__What you will do__. Show every line in the records below that contains the word "Terminal".

# Start of Working data

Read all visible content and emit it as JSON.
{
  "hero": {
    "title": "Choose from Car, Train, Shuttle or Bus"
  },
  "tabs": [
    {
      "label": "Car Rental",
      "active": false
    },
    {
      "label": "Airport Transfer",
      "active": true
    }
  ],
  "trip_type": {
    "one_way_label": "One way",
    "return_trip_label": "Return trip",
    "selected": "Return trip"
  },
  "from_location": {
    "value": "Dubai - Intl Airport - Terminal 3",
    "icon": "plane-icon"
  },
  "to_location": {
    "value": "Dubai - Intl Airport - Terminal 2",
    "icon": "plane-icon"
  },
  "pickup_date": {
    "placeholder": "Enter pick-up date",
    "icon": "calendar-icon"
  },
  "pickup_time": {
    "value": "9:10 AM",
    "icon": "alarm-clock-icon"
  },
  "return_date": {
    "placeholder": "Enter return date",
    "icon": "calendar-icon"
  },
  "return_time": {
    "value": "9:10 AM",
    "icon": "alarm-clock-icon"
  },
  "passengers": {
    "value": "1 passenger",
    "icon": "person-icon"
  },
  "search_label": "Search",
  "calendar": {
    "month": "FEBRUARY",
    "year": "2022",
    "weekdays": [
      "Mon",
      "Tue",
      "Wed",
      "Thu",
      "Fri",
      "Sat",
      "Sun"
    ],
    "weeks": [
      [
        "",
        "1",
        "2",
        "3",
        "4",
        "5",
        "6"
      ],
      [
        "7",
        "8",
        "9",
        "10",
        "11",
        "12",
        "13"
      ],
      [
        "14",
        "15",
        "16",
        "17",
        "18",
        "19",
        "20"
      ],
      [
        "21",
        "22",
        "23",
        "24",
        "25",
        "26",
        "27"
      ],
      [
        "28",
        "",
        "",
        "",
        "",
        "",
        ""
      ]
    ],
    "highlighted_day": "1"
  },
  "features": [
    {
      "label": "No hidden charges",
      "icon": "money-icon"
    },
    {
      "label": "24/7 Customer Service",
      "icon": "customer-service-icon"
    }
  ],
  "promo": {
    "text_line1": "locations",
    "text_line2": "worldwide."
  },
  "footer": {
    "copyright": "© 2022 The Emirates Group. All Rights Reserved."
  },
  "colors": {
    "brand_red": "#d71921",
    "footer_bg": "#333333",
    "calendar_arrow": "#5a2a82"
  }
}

# End of Working data

__Finished exercise__.
    "value": "Dubai - Intl Airport - Terminal 3",
    "value": "Dubai - Intl Airport - Terminal 2",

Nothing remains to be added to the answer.